> _What is being asked_
Every record that follows should be printed verbatim.

Data entries:
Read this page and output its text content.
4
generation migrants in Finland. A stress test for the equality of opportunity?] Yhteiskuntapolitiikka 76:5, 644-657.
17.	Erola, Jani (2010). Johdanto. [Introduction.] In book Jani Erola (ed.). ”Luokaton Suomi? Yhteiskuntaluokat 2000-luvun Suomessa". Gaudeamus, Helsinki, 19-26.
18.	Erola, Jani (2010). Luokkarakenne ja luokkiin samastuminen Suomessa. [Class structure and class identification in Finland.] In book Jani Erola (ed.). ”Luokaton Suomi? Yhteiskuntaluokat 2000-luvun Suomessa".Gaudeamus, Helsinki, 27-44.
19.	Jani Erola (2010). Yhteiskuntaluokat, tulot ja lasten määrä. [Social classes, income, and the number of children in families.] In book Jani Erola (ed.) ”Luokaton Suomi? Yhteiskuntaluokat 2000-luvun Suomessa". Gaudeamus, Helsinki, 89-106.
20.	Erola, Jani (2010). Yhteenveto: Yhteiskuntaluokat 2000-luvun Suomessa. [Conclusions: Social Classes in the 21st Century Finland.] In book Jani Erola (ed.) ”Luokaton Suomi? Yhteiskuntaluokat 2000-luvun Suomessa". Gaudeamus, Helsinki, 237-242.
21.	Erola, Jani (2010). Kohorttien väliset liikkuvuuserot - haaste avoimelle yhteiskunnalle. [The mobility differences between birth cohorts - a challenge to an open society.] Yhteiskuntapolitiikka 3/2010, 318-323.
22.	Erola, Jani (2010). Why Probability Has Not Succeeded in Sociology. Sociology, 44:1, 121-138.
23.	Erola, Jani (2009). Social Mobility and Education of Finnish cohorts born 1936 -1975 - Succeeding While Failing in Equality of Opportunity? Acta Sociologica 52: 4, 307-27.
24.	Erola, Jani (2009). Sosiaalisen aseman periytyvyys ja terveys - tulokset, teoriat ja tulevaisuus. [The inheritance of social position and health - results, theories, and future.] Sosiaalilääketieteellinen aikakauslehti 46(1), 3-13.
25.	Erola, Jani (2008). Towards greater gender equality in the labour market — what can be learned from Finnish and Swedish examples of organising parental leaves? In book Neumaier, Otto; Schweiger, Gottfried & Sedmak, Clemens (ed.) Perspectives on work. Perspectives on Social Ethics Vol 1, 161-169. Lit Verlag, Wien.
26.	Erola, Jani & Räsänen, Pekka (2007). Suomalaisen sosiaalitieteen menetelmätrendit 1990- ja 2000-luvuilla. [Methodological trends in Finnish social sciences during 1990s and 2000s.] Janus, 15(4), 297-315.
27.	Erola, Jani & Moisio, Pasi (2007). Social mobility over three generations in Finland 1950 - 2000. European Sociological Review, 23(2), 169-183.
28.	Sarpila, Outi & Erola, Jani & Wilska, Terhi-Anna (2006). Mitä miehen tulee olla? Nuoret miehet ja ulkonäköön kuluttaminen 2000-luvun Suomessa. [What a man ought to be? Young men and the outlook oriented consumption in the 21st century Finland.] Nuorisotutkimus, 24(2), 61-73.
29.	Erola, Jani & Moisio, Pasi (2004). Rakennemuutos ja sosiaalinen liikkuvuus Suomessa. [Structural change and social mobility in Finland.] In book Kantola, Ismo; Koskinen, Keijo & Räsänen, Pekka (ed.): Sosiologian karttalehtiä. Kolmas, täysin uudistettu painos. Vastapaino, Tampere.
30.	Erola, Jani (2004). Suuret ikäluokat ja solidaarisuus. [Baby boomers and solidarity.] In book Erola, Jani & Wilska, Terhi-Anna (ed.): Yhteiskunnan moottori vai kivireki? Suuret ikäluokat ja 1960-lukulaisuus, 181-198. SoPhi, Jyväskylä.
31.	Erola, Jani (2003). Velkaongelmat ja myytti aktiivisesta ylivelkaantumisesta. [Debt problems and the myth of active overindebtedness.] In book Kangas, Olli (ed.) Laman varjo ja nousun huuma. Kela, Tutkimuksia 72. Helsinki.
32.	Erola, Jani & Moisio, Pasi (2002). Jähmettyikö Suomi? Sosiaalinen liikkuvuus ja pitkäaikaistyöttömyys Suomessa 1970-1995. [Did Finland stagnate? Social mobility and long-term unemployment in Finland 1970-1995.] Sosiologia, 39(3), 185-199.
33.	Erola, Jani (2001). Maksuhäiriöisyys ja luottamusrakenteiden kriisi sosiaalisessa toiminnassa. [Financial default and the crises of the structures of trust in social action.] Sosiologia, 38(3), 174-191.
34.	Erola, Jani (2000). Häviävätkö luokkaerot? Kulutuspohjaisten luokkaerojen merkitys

> _Response to the exercise_
Read this page and output its text content.
4
generation migrants in Finland. A stress test for the equality of opportunity?] Yhteiskuntapolitiikka 76:5, 644-657.
17.	Erola, Jani (2010). Johdanto. [Introduction.] In book Jani Erola (ed.). ”Luokaton Suomi? Yhteiskuntaluokat 2000-luvun Suomessa". Gaudeamus, Helsinki, 19-26.
18.	Erola, Jani (2010). Luokkarakenne ja luokkiin samastuminen Suomessa. [Class structure and class identification in Finland.] In book Jani Erola (ed.). ”Luokaton Suomi? Yhteiskuntaluokat 2000-luvun Suomessa".Gaudeamus, Helsinki, 27-44.
19.	Jani Erola (2010). Yhteiskuntaluokat, tulot ja lasten määrä. [Social classes, income, and the number of children in families.] In book Jani Erola (ed.) ”Luokaton Suomi? Yhteiskuntaluokat 2000-luvun Suomessa". Gaudeamus, Helsinki, 89-106.
20.	Erola, Jani (2010). Yhteenveto: Yhteiskuntaluokat 2000-luvun Suomessa. [Conclusions: Social Classes in the 21st Century Finland.] In book Jani Erola (ed.) ”Luokaton Suomi? Yhteiskuntaluokat 2000-luvun Suomessa". Gaudeamus, Helsinki, 237-242.
21.	Erola, Jani (2010). Kohorttien väliset liikkuvuuserot - haaste avoimelle yhteiskunnalle. [The mobility differences between birth cohorts - a challenge to an open society.] Yhteiskuntapolitiikka 3/2010, 318-323.
22.	Erola, Jani (2010). Why Probability Has Not Succeeded in Sociology. Sociology, 44:1, 121-138.
23.	Erola, Jani (2009). Social Mobility and Education of Finnish cohorts born 1936 -1975 - Succeeding While Failing in Equality of Opportunity? Acta Sociologica 52: 4, 307-27.
24.	Erola, Jani (2009). Sosiaalisen aseman periytyvyys ja terveys - tulokset, teoriat ja tulevaisuus. [The inheritance of social position and health - results, theories, and future.] Sosiaalilääketieteellinen aikakauslehti 46(1), 3-13.
25.	Erola, Jani (2008). Towards greater gender equality in the labour market — what can be learned from Finnish and Swedish examples of organising parental leaves? In book Neumaier, Otto; Schweiger, Gottfried & Sedmak, Clemens (ed.) Perspectives on work. Perspectives on Social Ethics Vol 1, 161-169. Lit Verlag, Wien.
26.	Erola, Jani & Räsänen, Pekka (2007). Suomalaisen sosiaalitieteen menetelmätrendit 1990- ja 2000-luvuilla. [Methodological trends in Finnish social sciences during 1990s and 2000s.] Janus, 15(4), 297-315.
27.	Erola, Jani & Moisio, Pasi (2007). Social mobility over three generations in Finland 1950 - 2000. European Sociological Review, 23(2), 169-183.
28.	Sarpila, Outi & Erola, Jani & Wilska, Terhi-Anna (2006). Mitä miehen tulee olla? Nuoret miehet ja ulkonäköön kuluttaminen 2000-luvun Suomessa. [What a man ought to be? Young men and the outlook oriented consumption in the 21st century Finland.] Nuorisotutkimus, 24(2), 61-73.
29.	Erola, Jani & Moisio, Pasi (2004). Rakennemuutos ja sosiaalinen liikkuvuus Suomessa. [Structural change and social mobility in Finland.] In book Kantola, Ismo; Koskinen, Keijo & Räsänen, Pekka (ed.): Sosiologian karttalehtiä. Kolmas, täysin uudistettu painos. Vastapaino, Tampere.
30.	Erola, Jani (2004). Suuret ikäluokat ja solidaarisuus. [Baby boomers and solidarity.] In book Erola, Jani & Wilska, Terhi-Anna (ed.): Yhteiskunnan moottori vai kivireki? Suuret ikäluokat ja 1960-lukulaisuus, 181-198. SoPhi, Jyväskylä.
31.	Erola, Jani (2003). Velkaongelmat ja myytti aktiivisesta ylivelkaantumisesta. [Debt problems and the myth of active overindebtedness.] In book Kangas, Olli (ed.) Laman varjo ja nousun huuma. Kela, Tutkimuksia 72. Helsinki.
32.	Erola, Jani & Moisio, Pasi (2002). Jähmettyikö Suomi? Sosiaalinen liikkuvuus ja pitkäaikaistyöttömyys Suomessa 1970-1995. [Did Finland stagnate? Social mobility and long-term unemployment in Finland 1970-1995.] Sosiologia, 39(3), 185-199.
33.	Erola, Jani (2001). Maksuhäiriöisyys ja luottamusrakenteiden kriisi sosiaalisessa toiminnassa. [Financial default and the crises of the structures of trust in social action.] Sosiologia, 38(3), 174-191.
34.	Erola, Jani (2000). Häviävätkö luokkaerot? Kulutuspohjaisten luokkaerojen merkitys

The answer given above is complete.